[REQUEST]: Write out everything in the material from the line containing "basis-date-line: (기준일 : 2023년" down to the line containing "start-shares-cell: 630,000 [299,189,400,220]", both of those lines included, and nothing else.

[MATERIAL FOR THIS EXERCISE]:
▼
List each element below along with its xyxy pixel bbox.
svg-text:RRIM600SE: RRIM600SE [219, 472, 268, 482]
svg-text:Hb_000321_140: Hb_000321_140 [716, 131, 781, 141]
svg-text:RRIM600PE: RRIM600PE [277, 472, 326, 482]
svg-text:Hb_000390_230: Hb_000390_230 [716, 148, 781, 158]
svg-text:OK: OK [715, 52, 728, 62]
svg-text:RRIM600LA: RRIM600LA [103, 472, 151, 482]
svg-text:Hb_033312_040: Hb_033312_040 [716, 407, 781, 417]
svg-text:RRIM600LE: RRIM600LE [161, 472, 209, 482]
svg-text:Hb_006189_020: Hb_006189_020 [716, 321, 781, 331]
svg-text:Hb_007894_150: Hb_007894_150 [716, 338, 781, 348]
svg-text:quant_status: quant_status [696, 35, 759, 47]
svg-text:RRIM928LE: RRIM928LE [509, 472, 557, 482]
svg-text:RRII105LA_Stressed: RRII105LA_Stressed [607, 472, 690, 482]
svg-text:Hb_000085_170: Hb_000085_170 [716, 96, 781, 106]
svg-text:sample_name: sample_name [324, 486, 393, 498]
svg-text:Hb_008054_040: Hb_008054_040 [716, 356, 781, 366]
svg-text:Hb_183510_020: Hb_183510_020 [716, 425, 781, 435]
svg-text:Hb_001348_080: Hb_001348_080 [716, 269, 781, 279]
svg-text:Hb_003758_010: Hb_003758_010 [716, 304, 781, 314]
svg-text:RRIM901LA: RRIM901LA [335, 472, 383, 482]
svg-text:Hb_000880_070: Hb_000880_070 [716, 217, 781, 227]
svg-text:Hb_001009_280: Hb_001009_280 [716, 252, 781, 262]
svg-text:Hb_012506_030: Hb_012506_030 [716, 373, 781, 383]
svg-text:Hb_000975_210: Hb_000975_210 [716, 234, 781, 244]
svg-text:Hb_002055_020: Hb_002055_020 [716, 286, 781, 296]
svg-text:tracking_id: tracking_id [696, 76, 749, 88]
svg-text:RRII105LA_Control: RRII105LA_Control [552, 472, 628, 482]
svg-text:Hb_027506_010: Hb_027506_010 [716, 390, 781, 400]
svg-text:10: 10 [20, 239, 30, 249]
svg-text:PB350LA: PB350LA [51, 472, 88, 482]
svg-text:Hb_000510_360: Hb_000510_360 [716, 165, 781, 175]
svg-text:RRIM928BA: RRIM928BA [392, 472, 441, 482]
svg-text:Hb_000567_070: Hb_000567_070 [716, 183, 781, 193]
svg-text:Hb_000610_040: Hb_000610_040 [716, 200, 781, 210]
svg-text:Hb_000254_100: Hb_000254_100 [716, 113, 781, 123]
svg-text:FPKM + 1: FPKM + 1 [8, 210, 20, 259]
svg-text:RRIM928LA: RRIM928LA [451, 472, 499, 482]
▲
▼
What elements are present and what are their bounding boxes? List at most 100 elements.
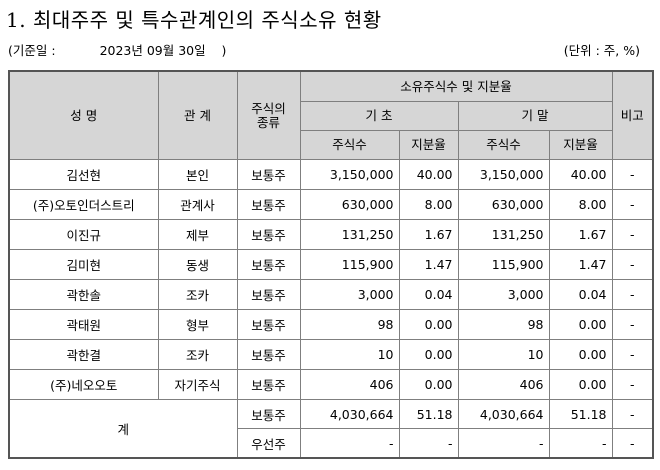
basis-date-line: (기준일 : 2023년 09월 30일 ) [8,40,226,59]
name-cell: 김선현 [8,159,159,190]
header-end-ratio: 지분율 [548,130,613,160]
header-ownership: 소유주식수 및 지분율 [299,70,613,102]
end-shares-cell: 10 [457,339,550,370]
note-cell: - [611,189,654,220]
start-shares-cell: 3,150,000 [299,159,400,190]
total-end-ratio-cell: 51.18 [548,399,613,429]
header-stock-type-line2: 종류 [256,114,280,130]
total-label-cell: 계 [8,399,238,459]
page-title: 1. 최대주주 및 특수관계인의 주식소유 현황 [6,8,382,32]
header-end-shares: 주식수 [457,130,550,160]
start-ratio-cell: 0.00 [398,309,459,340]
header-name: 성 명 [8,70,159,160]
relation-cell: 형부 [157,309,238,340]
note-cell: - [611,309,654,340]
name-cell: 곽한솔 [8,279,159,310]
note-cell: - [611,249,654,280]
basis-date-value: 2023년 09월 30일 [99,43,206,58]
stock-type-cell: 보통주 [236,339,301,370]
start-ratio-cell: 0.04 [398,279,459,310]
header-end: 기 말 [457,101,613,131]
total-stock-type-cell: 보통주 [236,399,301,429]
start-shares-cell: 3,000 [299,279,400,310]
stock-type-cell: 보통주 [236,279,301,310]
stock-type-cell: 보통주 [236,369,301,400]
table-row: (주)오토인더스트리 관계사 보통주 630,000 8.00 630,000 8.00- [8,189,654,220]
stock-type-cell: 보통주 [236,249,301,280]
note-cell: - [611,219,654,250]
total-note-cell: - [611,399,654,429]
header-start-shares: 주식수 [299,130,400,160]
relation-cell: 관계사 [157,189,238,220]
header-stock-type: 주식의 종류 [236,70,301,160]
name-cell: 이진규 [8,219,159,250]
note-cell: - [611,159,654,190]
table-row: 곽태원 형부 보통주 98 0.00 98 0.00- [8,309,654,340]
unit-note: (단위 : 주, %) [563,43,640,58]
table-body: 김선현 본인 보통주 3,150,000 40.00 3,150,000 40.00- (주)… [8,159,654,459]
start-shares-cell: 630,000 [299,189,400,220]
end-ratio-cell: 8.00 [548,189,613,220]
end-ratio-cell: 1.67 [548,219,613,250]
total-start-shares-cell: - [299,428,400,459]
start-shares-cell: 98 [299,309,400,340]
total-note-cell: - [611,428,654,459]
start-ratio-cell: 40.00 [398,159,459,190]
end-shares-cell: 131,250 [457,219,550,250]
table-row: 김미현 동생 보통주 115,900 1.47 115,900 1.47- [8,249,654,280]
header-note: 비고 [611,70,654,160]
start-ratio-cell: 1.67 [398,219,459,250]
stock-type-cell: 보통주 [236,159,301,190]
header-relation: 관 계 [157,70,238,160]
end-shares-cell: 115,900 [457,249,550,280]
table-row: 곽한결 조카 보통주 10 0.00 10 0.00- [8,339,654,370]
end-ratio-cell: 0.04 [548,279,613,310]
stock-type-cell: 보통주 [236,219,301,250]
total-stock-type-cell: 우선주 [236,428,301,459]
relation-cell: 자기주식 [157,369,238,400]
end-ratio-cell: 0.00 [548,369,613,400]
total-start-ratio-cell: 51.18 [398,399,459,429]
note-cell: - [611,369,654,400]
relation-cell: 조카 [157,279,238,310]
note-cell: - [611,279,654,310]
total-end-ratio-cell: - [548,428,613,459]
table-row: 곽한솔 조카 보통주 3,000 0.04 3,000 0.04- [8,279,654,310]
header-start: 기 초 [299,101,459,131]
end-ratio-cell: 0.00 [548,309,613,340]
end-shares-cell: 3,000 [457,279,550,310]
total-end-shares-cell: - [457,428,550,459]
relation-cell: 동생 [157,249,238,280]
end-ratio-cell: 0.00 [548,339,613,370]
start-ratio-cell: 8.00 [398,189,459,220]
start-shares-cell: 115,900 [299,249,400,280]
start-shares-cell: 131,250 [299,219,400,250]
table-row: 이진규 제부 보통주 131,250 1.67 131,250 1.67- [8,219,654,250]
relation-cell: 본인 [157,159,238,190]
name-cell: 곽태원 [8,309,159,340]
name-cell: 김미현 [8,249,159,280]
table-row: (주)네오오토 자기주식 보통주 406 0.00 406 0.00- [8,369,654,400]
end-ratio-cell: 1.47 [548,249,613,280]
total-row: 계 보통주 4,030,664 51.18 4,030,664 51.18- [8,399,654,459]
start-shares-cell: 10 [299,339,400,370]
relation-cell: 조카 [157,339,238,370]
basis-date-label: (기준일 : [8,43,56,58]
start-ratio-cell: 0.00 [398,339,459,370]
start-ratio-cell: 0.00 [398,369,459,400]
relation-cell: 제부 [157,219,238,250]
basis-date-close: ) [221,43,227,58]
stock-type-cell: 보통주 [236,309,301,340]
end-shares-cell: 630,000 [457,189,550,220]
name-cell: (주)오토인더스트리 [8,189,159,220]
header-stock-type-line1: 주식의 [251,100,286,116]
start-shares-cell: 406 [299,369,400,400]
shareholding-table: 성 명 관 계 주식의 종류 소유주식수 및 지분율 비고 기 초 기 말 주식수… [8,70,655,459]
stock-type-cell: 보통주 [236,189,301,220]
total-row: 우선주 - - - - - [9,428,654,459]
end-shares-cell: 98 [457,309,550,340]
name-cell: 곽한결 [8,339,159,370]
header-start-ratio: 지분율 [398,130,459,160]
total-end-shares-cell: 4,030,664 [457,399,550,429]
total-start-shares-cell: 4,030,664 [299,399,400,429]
▲
[RESPONSE BELOW]:
basis-date-line: (기준일 : 2023년 09월 30일 ) [8,40,226,59]
name-cell: 김선현 [8,159,159,190]
header-end-ratio: 지분율 [548,130,613,160]
header-ownership: 소유주식수 및 지분율 [299,70,613,102]
end-shares-cell: 10 [457,339,550,370]
note-cell: - [611,189,654,220]
start-shares-cell: 3,150,000 [299,159,400,190]
total-end-ratio-cell: 51.18 [548,399,613,429]
header-stock-type-line2: 종류 [256,114,280,130]
total-label-cell: 계 [8,399,238,459]
page-title: 1. 최대주주 및 특수관계인의 주식소유 현황 [6,8,382,32]
header-end-shares: 주식수 [457,130,550,160]
start-ratio-cell: 0.00 [398,309,459,340]
header-name: 성 명 [8,70,159,160]
relation-cell: 형부 [157,309,238,340]
note-cell: - [611,309,654,340]
name-cell: 곽한솔 [8,279,159,310]
note-cell: - [611,249,654,280]
basis-date-value: 2023년 09월 30일 [99,43,206,58]
stock-type-cell: 보통주 [236,339,301,370]
start-ratio-cell: 0.04 [398,279,459,310]
header-end: 기 말 [457,101,613,131]
total-stock-type-cell: 보통주 [236,399,301,429]
start-shares-cell: 3,000 [299,279,400,310]
stock-type-cell: 보통주 [236,279,301,310]
stock-type-cell: 보통주 [236,369,301,400]
table-row: (주)오토인더스트리 관계사 보통주 630,000 8.00 630,000 8.00- [8,189,654,220]
stock-type-cell: 보통주 [236,249,301,280]
note-cell: - [611,219,654,250]
total-note-cell: - [611,399,654,429]
header-start-shares: 주식수 [299,130,400,160]
relation-cell: 관계사 [157,189,238,220]
header-stock-type: 주식의 종류 [236,70,301,160]
name-cell: 이진규 [8,219,159,250]
note-cell: - [611,159,654,190]
table-row: 곽태원 형부 보통주 98 0.00 98 0.00- [8,309,654,340]
unit-note: (단위 : 주, %) [563,43,640,58]
table-body: 김선현 본인 보통주 3,150,000 40.00 3,150,000 40.00- (주)… [8,159,654,459]
start-shares-cell: 630,000 [299,189,400,220]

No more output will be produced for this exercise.